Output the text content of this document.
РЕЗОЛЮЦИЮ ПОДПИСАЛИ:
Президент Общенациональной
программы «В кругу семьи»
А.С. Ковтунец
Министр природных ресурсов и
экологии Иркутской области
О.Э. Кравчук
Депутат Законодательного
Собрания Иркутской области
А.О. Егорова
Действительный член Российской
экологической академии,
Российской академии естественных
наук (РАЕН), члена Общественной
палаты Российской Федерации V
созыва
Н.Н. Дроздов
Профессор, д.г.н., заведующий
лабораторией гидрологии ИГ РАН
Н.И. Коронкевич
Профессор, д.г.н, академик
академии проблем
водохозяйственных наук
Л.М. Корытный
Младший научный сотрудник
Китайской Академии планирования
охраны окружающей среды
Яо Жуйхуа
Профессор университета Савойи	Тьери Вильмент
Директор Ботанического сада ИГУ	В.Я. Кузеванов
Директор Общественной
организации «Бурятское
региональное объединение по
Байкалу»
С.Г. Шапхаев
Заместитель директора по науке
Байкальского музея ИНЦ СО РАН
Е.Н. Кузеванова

Exercise prompt:
Work through the data and report how many of its lines hold the word "Общественной", giving only the figure.

Result:
2